YOUR OBJECTIVE: Do any lines in the data below contain "Zweifamilienhäusern"? If so, copy every one of them.

MATERIAL:
---+---
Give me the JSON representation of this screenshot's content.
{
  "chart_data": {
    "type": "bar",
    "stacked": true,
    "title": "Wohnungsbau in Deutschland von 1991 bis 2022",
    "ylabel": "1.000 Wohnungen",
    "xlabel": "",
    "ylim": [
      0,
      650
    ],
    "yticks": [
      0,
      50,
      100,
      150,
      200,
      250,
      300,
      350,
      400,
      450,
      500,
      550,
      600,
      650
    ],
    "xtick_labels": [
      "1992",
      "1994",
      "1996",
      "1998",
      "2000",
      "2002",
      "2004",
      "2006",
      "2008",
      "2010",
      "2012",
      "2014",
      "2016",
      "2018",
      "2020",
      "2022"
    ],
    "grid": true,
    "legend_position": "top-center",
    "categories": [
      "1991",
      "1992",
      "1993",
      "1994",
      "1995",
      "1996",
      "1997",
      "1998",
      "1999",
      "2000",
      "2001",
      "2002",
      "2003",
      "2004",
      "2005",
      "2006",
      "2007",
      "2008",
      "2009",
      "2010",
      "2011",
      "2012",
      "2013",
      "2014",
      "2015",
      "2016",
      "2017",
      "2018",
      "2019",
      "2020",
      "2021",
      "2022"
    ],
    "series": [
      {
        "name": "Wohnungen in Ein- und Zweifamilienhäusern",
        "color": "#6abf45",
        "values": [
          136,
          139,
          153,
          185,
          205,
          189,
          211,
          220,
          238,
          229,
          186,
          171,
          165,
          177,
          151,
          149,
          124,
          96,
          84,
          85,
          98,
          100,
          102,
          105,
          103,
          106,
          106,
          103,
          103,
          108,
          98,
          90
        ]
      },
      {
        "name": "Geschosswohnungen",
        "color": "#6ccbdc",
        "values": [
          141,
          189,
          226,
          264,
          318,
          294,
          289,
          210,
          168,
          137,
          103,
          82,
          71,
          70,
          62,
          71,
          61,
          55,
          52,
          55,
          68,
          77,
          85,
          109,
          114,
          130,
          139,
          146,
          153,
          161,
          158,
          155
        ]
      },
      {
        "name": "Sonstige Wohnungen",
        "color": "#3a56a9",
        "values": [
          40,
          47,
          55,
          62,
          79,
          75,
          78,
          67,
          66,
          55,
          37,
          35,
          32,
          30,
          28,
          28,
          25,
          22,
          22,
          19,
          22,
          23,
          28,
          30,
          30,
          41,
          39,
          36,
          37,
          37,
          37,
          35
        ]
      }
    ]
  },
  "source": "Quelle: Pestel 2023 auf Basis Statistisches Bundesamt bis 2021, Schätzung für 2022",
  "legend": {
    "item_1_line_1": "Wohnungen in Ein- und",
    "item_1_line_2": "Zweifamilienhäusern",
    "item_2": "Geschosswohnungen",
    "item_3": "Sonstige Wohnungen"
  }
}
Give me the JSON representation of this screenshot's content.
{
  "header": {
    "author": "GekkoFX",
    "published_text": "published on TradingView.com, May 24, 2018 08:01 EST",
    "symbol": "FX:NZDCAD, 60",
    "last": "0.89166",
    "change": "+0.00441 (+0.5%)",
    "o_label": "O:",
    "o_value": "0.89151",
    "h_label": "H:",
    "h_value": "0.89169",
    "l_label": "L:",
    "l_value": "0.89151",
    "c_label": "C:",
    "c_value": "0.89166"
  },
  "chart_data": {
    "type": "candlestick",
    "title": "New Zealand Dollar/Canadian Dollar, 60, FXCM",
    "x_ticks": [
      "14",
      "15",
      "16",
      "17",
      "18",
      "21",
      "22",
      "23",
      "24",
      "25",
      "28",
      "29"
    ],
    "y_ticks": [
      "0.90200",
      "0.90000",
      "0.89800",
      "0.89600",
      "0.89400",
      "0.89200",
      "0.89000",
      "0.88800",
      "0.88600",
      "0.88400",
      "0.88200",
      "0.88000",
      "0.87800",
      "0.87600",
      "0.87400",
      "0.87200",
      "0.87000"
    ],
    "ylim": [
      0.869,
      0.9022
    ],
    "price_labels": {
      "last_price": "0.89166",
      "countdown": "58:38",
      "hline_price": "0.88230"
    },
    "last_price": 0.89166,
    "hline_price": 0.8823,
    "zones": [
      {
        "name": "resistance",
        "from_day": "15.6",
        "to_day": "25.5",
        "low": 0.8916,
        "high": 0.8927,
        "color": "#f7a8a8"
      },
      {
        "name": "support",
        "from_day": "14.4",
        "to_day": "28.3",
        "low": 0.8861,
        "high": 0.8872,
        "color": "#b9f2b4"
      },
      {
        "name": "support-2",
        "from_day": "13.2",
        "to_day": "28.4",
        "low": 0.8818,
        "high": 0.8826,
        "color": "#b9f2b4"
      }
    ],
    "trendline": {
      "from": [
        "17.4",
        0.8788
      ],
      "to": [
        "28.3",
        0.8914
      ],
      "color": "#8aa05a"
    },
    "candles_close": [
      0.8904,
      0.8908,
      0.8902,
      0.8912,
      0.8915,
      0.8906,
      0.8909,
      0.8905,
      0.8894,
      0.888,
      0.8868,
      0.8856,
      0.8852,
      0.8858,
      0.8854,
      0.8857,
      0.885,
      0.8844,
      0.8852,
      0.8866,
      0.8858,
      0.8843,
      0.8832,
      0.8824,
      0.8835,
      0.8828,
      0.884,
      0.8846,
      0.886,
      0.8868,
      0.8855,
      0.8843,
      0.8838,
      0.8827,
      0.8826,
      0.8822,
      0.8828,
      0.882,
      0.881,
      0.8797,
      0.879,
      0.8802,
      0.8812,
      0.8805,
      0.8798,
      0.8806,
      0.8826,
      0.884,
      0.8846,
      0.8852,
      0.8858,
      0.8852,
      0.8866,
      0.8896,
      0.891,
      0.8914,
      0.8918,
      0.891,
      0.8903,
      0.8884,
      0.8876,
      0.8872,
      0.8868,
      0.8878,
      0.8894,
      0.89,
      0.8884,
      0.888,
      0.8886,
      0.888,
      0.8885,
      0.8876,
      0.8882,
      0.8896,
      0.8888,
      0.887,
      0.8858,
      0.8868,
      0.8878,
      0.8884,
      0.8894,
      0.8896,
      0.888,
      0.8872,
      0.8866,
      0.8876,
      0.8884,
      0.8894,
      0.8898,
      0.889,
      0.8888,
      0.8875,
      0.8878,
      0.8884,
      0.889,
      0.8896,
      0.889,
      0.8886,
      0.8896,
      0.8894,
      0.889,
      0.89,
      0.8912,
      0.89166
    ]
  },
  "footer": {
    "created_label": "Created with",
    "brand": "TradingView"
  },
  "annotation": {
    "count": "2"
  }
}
---+---
ANSWER TO THIS TASK:
        "name": "Wohnungen in Ein- und Zweifamilienhäusern",
    "item_1_line_2": "Zweifamilienhäusern",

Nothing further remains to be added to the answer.